Single out each line with the word "Payakumbuh" and copy it.

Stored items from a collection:
....

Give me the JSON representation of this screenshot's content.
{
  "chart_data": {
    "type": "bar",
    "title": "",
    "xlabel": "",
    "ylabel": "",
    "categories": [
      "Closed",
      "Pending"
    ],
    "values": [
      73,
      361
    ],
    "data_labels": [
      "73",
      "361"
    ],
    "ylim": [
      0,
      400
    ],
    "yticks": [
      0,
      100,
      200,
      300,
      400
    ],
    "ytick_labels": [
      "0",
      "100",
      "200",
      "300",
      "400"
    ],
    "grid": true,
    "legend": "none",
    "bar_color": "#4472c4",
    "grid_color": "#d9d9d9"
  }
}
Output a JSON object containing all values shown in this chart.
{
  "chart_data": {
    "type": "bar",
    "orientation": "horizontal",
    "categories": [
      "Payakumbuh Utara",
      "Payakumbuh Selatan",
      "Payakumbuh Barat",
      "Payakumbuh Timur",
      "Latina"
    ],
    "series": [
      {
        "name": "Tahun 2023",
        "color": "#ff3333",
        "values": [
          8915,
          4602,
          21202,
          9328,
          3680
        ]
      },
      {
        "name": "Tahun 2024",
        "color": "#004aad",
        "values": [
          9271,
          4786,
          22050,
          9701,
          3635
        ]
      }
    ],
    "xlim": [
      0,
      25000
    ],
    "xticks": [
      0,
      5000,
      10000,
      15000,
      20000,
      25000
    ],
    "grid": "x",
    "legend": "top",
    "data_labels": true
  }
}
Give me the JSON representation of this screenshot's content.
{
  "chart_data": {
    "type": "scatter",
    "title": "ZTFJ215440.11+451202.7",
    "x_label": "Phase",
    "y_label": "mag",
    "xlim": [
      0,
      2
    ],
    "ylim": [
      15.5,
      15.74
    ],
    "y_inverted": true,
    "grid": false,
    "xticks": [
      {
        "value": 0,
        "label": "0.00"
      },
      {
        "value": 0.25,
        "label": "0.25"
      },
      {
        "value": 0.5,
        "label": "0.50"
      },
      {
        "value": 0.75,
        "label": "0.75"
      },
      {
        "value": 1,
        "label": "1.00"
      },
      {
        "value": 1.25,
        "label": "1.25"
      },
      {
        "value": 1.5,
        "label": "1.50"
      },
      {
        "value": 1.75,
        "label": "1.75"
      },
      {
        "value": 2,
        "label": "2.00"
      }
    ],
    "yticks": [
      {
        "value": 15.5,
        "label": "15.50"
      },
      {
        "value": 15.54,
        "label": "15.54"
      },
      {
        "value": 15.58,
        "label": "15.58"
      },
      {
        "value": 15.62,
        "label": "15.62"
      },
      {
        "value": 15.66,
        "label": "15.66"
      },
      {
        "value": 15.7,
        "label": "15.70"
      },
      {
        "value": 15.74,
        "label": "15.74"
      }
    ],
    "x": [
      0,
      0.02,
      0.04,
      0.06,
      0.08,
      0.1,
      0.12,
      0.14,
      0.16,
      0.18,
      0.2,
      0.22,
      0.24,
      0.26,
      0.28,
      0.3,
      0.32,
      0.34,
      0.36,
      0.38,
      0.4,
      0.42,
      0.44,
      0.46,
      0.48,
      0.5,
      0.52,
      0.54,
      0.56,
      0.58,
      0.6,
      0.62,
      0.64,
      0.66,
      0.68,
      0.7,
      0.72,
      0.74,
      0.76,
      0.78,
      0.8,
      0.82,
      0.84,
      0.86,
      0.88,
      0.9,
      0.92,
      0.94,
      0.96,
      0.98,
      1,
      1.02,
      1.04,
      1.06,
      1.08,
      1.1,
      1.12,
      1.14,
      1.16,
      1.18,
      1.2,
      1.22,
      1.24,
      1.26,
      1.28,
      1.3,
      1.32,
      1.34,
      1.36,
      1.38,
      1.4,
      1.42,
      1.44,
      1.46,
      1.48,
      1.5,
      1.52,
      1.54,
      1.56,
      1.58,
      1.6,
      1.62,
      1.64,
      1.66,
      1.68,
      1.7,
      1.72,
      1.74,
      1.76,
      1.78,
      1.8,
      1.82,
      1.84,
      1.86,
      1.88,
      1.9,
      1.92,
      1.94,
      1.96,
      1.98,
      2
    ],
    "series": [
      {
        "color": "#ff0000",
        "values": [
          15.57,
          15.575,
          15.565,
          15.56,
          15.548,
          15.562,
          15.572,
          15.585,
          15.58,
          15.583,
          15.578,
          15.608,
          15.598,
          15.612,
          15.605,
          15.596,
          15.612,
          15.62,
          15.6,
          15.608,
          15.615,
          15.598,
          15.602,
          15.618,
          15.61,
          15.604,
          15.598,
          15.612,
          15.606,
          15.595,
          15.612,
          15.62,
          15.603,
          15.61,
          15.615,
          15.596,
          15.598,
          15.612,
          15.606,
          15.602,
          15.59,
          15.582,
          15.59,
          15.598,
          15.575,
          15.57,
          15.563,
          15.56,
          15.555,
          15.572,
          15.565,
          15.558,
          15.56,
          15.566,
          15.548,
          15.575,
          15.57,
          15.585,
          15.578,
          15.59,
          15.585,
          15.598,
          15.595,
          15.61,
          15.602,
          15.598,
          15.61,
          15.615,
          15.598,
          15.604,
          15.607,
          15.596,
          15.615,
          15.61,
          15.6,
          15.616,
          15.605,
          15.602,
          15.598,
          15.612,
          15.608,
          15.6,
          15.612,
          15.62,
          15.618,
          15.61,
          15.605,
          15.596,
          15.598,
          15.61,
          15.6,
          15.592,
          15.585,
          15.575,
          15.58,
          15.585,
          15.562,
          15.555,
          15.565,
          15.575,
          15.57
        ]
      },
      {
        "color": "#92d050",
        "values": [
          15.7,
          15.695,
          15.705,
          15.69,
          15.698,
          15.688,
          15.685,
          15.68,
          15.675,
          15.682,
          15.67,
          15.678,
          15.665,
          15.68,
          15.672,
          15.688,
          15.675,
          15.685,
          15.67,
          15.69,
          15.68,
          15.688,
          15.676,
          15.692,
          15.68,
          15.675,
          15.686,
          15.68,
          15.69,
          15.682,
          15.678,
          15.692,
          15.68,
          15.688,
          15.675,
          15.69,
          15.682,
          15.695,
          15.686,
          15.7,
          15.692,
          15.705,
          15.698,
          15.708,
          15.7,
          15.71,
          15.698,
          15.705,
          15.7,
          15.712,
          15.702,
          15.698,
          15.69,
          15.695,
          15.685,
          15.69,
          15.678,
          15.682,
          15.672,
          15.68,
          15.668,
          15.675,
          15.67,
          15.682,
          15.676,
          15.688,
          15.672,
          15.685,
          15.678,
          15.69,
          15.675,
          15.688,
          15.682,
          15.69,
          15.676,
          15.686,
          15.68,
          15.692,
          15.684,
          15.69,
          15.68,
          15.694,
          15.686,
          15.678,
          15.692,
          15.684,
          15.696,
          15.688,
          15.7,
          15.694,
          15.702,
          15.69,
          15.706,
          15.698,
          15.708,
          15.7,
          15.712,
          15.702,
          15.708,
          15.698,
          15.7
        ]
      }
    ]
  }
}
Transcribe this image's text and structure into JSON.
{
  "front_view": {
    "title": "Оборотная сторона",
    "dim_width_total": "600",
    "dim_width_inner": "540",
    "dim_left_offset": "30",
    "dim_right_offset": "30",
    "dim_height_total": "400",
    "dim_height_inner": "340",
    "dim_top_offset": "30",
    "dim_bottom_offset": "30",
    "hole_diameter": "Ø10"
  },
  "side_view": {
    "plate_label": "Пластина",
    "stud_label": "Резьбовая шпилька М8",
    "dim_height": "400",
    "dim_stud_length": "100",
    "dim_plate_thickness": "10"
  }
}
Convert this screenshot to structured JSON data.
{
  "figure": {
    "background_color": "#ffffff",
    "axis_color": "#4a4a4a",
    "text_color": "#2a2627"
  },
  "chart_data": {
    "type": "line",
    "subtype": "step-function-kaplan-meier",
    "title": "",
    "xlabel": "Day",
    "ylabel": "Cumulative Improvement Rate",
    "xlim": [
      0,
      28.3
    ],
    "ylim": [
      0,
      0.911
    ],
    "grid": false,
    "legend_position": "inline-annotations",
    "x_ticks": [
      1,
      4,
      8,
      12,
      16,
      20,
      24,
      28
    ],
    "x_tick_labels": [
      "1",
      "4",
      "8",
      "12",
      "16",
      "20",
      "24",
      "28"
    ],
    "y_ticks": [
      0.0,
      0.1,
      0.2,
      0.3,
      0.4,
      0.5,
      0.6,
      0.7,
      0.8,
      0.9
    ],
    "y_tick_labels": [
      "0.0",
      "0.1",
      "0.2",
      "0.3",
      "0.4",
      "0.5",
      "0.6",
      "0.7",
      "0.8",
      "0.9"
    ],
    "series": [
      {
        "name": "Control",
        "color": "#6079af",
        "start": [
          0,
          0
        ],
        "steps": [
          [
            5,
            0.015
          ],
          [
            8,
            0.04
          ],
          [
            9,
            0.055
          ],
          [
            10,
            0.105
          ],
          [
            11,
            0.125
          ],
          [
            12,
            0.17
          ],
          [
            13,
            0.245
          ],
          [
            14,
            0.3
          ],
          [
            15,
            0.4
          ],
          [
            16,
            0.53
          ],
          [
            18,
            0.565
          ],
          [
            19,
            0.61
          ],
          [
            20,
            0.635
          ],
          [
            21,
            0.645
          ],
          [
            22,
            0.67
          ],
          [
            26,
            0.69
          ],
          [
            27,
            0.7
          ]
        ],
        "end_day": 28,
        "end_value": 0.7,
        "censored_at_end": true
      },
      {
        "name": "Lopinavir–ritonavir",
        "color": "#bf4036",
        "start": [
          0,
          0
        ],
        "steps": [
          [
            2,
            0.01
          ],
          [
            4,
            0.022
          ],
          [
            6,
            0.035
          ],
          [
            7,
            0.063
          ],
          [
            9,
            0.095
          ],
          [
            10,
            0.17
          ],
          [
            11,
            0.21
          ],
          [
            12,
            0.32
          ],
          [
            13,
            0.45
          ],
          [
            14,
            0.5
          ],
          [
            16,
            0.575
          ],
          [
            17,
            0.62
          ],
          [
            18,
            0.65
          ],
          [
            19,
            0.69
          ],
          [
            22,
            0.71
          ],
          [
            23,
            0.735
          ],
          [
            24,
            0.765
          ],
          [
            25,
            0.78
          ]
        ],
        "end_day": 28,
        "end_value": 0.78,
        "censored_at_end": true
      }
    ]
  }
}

....

Exercise output:
      "Payakumbuh Utara",
      "Payakumbuh Selatan",
      "Payakumbuh Barat",
      "Payakumbuh Timur",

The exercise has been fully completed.